┌─ GIVEN ENTRIES
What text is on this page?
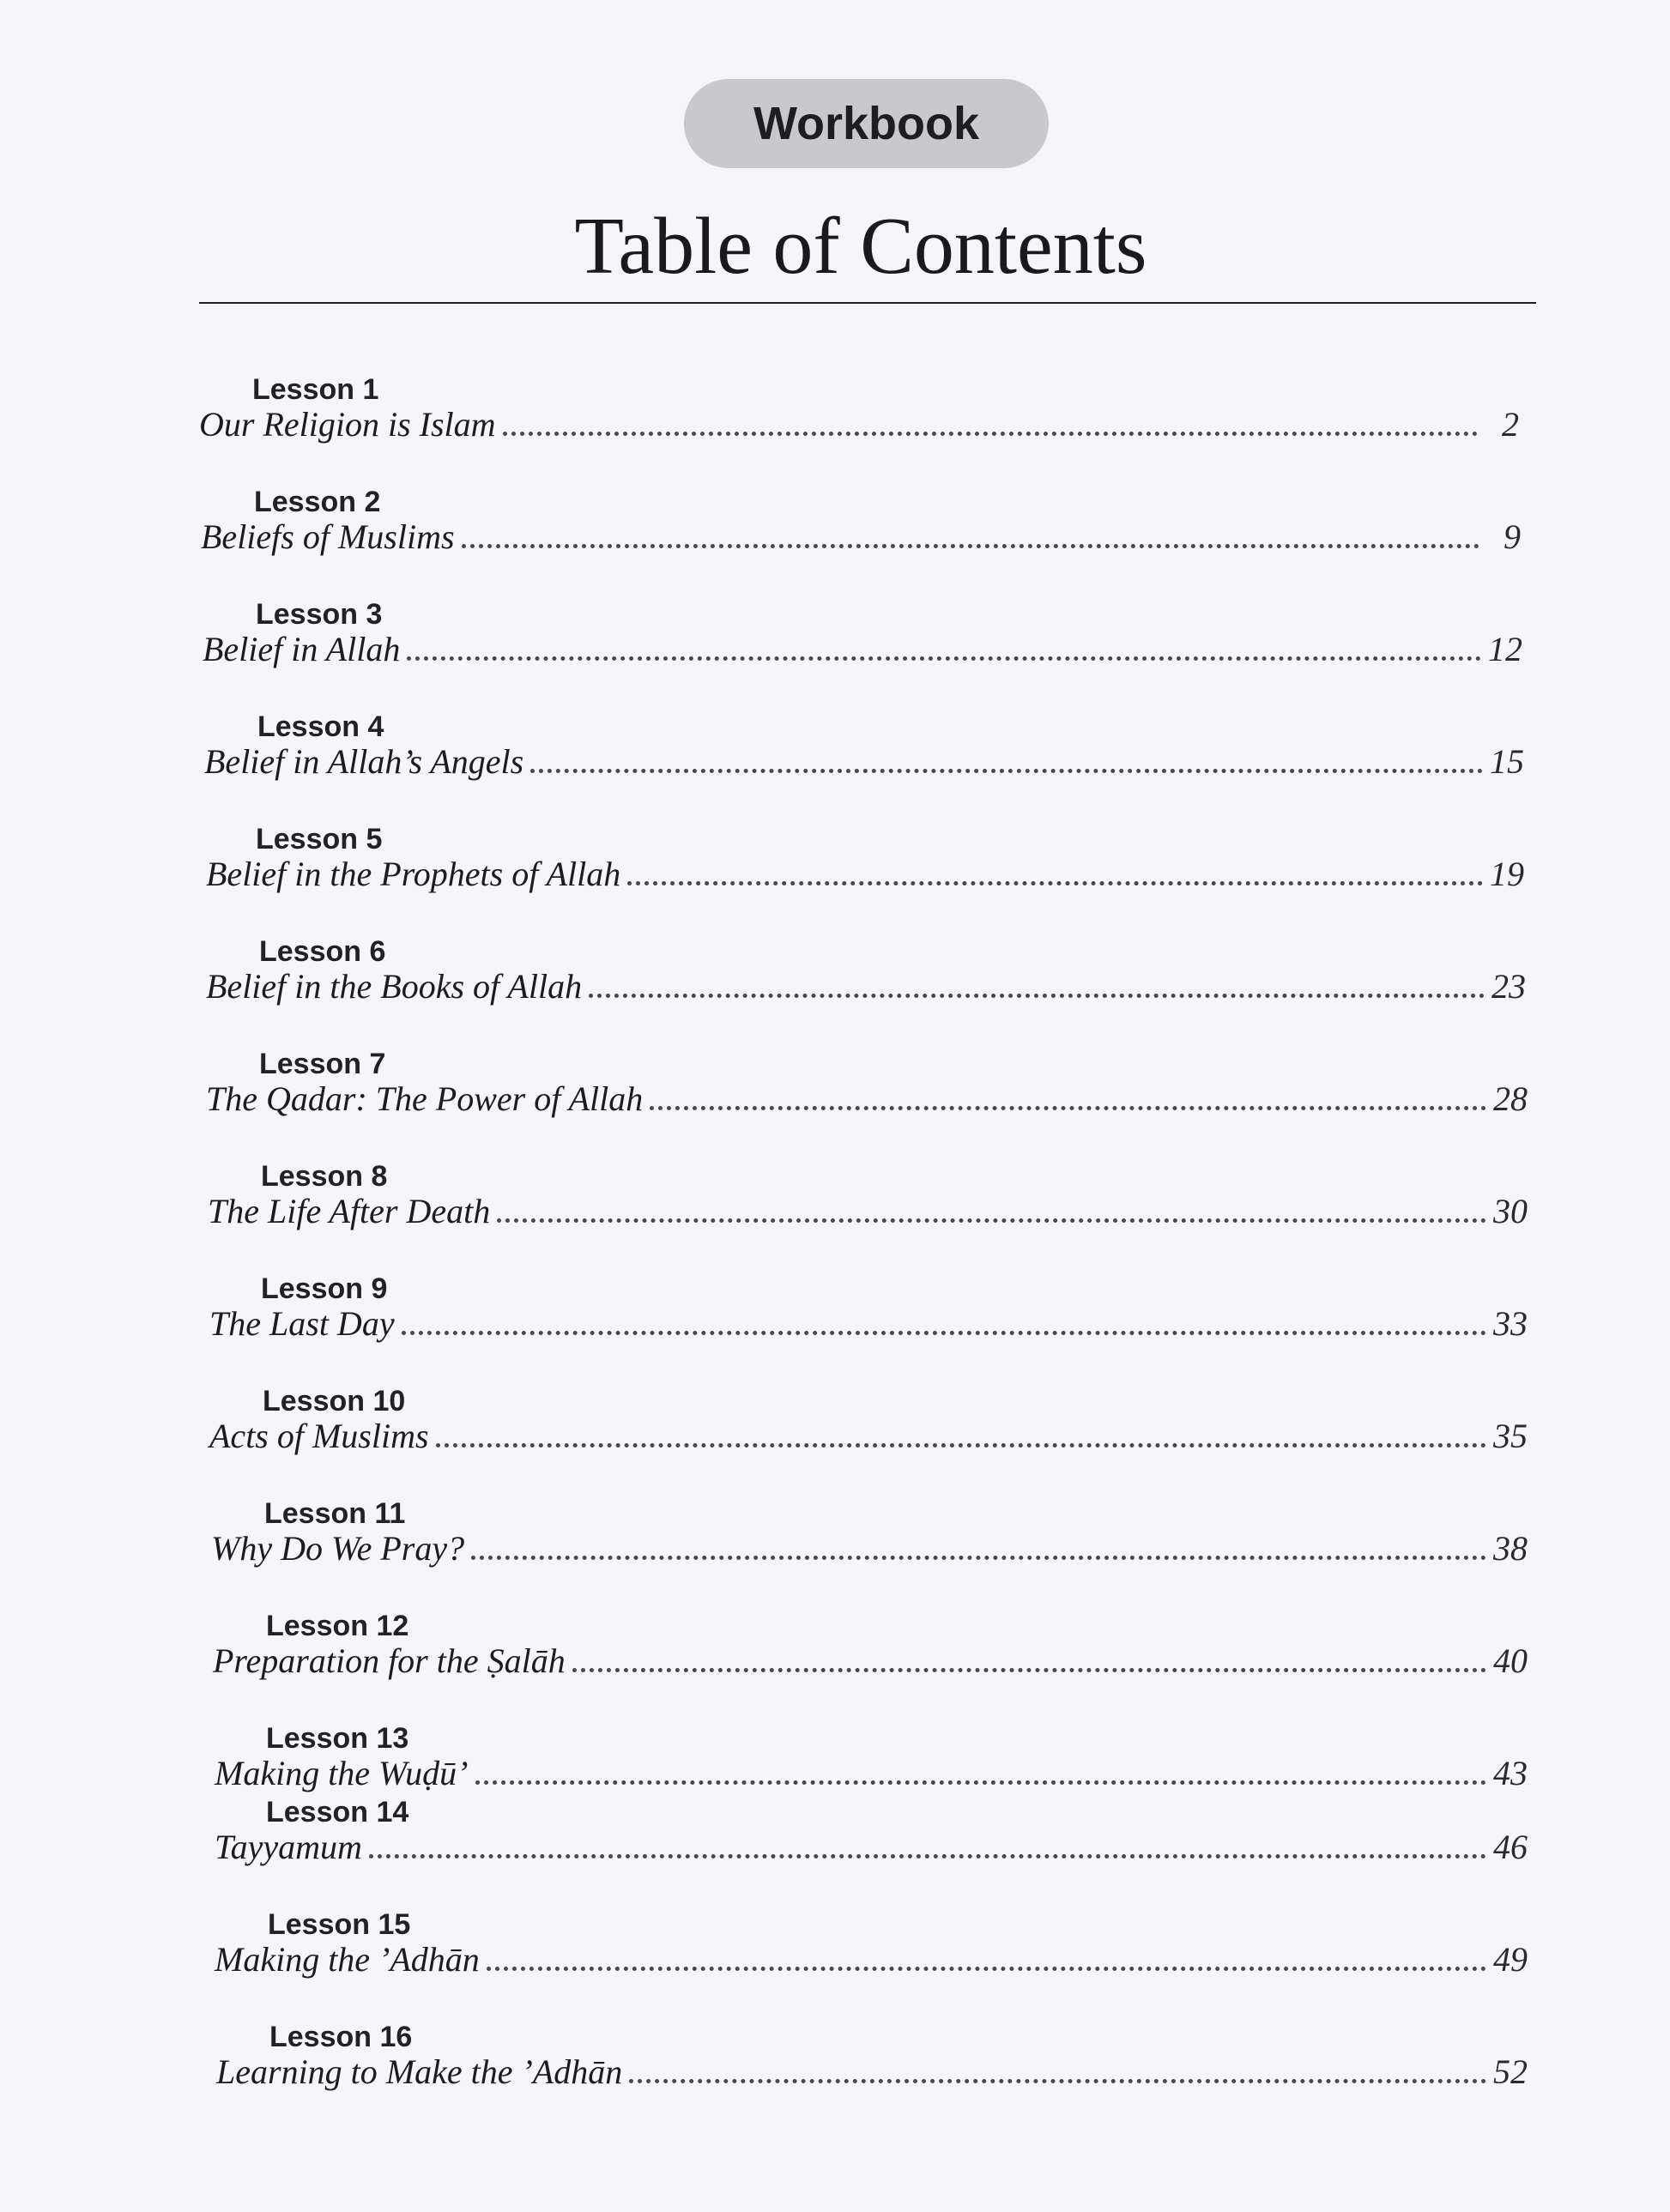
Workbook
Table of Contents
Lesson 1
Our Religion is Islam	2
Lesson 2
Beliefs of Muslims	9
Lesson 3
Belief in Allah	12
Lesson 4
Belief in Allah’s Angels	15
Lesson 5
Belief in the Prophets of Allah	19
Lesson 6
Belief in the Books of Allah	23
Lesson 7
The Qadar: The Power of Allah	28
Lesson 8
The Life After Death	30
Lesson 9
The Last Day	33
Lesson 10
Acts of Muslims	35
Lesson 11
Why Do We Pray?	38
Lesson 12
Preparation for the Ṣalāh	40
Lesson 13
Making the Wuḍū’	43
Lesson 14
Tayyamum	46
Lesson 15
Making the ’Adhān	49
Lesson 16
Learning to Make the ’Adhān	52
└─
Pick out the lines containing the word "Adhān" and show them.

Making the ’Adhān	49
Learning to Make the ’Adhān	52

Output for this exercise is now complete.